* start Data shown *

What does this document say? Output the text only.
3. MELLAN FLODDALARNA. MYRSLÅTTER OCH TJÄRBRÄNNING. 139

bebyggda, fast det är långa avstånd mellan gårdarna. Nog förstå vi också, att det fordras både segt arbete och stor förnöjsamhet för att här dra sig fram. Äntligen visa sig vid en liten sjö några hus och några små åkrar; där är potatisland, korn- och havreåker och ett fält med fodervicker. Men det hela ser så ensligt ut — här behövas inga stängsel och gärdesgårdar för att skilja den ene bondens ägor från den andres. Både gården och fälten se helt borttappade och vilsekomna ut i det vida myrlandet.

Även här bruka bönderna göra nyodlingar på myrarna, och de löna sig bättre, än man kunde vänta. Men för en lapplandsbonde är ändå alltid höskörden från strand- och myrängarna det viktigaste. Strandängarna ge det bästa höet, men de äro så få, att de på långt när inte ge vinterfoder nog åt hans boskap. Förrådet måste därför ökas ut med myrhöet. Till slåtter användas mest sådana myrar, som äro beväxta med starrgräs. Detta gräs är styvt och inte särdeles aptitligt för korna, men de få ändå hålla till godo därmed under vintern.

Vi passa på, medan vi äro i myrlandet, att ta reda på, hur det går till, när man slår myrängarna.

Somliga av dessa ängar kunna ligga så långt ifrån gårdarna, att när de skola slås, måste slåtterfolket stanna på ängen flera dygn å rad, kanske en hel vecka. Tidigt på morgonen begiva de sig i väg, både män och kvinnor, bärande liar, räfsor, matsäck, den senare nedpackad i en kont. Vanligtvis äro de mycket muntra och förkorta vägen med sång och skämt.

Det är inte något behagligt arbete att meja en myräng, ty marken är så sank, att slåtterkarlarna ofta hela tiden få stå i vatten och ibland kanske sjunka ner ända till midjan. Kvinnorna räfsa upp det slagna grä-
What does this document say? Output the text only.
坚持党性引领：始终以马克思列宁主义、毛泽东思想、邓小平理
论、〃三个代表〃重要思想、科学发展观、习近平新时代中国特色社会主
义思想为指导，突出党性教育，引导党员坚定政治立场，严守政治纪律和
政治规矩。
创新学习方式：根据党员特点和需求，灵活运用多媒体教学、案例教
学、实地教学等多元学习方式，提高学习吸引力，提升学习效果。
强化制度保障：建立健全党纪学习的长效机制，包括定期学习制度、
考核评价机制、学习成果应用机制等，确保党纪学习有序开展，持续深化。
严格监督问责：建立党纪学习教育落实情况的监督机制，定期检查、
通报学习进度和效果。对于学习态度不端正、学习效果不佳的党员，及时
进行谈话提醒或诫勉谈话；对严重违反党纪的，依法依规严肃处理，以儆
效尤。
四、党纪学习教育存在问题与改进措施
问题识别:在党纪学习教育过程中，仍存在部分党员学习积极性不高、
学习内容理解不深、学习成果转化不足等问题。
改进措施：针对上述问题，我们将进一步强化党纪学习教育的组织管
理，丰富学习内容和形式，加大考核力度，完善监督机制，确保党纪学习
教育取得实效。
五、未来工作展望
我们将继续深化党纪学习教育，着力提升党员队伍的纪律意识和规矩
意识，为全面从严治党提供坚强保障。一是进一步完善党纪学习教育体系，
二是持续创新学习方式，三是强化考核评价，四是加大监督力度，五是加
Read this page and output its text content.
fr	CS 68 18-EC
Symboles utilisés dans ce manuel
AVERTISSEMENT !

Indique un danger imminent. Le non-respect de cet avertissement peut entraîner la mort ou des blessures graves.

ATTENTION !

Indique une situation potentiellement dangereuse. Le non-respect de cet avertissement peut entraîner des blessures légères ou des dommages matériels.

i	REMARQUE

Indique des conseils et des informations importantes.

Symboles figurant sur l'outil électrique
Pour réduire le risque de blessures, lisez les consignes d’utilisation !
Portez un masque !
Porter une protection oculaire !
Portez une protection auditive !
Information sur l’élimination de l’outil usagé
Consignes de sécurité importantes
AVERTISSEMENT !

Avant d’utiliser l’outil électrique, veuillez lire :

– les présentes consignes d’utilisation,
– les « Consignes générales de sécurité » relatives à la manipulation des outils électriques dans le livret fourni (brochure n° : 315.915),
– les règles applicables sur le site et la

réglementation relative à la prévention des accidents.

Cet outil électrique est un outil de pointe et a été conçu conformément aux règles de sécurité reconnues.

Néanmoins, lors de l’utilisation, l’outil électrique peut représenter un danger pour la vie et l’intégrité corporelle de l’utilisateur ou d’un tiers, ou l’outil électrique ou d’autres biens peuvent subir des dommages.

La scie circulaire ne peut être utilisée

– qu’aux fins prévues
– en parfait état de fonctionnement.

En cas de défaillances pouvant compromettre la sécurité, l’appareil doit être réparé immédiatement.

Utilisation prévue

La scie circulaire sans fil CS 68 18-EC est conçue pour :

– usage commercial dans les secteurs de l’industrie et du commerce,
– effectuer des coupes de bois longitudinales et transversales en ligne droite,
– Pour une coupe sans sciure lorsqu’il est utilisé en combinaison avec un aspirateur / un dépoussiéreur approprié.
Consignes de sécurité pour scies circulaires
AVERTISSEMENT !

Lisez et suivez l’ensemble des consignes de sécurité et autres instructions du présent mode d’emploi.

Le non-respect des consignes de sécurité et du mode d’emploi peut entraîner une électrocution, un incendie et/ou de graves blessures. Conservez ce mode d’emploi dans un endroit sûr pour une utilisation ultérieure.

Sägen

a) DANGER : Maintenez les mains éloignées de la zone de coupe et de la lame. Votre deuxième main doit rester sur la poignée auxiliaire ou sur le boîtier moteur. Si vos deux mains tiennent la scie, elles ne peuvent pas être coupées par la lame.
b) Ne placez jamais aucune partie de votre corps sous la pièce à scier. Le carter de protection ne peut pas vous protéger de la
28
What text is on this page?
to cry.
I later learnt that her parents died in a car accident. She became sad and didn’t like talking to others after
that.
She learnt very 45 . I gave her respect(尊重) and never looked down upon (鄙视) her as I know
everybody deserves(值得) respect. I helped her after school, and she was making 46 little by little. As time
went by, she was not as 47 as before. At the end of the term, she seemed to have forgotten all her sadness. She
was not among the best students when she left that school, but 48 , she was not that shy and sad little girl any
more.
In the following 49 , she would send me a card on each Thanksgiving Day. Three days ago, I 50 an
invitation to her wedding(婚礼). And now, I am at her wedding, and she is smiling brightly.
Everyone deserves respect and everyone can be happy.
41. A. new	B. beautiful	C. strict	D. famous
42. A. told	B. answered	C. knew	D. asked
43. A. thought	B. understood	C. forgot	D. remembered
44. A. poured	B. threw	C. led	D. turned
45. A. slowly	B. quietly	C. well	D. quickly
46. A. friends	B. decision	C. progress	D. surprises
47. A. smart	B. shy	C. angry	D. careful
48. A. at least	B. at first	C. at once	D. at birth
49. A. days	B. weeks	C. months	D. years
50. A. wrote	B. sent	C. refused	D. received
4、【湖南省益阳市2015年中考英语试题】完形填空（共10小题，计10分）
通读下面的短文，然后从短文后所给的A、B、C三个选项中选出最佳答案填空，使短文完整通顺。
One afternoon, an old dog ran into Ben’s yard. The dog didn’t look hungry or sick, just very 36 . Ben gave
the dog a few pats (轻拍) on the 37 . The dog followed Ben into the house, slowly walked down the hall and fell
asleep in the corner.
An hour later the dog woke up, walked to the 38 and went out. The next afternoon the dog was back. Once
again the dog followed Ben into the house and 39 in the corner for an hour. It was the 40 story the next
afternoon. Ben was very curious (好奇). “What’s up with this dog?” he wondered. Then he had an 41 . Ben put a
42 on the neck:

* end Data shown *

- **Request**: Pick out every line holding the string "doit" and return it.

- **Solution to this exercise**:
En cas de défaillances pouvant compromettre la sécurité, l’appareil doit être réparé immédiatement.
a) DANGER : Maintenez les mains éloignées de la zone de coupe et de la lame. Votre deuxième main doit rester sur la poignée auxiliaire ou sur le boîtier moteur. Si vos deux mains tiennent la scie, elles ne peuvent pas être coupées par la lame.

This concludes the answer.